# Request
Pick out all lines with the word "abril" from the records that follow.

# The input
__________________________________________________

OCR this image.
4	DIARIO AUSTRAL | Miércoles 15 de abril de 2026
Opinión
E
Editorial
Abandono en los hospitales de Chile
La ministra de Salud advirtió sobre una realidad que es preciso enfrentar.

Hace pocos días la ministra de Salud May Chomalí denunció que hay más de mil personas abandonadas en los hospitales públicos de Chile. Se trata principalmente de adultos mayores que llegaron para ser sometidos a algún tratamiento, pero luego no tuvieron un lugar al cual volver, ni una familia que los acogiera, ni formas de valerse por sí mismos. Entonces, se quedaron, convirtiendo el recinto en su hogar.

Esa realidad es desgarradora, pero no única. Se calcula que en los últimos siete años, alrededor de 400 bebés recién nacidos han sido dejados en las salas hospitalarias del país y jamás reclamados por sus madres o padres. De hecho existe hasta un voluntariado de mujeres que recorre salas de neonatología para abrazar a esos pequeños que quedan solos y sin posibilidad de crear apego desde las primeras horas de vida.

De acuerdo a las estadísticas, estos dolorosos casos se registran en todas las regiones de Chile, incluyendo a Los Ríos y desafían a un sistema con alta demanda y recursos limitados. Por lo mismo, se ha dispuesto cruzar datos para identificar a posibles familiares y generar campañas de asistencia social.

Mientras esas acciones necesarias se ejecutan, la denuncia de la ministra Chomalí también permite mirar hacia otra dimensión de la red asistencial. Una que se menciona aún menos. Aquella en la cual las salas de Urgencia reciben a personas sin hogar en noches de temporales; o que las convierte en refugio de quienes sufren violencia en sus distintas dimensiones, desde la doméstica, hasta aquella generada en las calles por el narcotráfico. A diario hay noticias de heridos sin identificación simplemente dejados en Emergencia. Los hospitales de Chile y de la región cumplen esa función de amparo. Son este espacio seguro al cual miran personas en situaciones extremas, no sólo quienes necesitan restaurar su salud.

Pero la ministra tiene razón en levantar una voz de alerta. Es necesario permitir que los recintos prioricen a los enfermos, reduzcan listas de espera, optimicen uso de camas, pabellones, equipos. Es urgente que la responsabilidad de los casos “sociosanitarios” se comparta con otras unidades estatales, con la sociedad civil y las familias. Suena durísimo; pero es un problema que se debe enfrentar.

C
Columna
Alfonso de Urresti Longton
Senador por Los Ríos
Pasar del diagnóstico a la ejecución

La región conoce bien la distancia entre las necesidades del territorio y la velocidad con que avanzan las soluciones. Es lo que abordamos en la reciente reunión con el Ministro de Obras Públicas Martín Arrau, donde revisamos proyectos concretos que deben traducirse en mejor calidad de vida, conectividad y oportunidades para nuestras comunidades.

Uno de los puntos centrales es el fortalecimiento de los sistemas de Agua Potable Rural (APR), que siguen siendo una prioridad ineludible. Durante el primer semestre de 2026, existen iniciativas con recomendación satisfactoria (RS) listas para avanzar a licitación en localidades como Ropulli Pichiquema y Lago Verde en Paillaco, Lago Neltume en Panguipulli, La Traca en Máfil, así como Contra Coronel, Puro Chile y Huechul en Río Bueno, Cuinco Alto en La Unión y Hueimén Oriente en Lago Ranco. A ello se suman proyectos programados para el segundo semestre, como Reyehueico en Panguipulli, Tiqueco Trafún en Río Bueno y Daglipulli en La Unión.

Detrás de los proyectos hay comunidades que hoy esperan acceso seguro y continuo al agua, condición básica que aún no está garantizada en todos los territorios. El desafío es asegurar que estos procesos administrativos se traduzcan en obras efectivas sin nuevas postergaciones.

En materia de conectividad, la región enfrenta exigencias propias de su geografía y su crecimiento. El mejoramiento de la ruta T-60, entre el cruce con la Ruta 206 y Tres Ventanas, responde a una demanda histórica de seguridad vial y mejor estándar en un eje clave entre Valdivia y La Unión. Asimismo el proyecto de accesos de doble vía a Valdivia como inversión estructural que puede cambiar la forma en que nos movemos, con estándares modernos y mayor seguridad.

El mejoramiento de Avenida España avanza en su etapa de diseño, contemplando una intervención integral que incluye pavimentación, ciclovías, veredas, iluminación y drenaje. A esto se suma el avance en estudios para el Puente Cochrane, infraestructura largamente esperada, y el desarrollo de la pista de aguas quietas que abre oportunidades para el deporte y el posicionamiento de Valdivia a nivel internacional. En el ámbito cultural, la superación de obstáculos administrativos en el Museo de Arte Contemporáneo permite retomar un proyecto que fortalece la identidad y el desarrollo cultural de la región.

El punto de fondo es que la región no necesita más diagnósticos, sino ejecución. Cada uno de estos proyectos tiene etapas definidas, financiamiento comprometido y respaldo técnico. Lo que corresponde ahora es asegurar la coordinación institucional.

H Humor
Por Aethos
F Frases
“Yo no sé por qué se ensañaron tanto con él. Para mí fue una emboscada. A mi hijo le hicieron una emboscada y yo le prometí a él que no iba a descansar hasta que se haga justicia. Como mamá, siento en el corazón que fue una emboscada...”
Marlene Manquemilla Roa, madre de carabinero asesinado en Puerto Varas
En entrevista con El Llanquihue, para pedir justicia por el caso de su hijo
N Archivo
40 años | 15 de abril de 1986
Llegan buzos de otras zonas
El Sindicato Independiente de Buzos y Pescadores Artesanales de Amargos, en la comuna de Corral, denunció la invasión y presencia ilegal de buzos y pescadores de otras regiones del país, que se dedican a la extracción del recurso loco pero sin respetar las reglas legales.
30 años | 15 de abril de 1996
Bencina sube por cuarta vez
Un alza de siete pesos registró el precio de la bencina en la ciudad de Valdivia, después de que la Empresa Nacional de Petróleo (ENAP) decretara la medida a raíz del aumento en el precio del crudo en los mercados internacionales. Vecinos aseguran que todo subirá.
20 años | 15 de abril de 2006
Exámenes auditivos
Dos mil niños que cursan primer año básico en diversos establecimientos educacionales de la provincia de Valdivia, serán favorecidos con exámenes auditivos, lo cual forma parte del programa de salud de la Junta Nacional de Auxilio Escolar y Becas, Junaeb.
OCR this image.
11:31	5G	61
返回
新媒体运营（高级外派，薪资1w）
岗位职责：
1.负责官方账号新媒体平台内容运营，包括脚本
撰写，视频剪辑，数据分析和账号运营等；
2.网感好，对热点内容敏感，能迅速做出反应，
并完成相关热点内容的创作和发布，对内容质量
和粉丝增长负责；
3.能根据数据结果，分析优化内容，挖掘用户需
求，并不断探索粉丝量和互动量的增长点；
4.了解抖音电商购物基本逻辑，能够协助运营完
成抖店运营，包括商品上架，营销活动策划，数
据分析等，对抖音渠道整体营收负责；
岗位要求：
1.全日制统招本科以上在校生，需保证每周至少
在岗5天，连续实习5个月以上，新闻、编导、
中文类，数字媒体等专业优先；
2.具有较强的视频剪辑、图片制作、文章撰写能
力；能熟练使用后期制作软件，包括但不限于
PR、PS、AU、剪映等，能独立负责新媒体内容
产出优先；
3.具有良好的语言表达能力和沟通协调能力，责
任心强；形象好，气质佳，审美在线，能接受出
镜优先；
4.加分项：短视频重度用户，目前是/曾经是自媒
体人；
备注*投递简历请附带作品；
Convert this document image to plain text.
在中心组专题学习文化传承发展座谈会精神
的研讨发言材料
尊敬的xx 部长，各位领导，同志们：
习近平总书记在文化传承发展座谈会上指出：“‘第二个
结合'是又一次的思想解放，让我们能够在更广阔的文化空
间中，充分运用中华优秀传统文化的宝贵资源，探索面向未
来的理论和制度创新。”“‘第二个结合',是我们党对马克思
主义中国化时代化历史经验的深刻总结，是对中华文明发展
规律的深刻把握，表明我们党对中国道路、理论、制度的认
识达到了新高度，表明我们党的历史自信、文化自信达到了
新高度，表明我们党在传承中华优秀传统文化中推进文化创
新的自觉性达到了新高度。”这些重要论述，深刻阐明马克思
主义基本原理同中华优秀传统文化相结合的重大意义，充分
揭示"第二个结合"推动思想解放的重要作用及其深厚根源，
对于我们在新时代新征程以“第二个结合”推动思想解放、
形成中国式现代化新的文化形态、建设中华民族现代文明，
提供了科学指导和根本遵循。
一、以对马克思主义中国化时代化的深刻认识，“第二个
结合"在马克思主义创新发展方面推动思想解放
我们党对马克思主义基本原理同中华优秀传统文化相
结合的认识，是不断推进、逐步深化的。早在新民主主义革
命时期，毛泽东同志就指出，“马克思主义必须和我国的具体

__________________________________________________

# Result for this exercise
4	DIARIO AUSTRAL | Miércoles 15 de abril de 2026
40 años | 15 de abril de 1986
30 años | 15 de abril de 1996
20 años | 15 de abril de 2006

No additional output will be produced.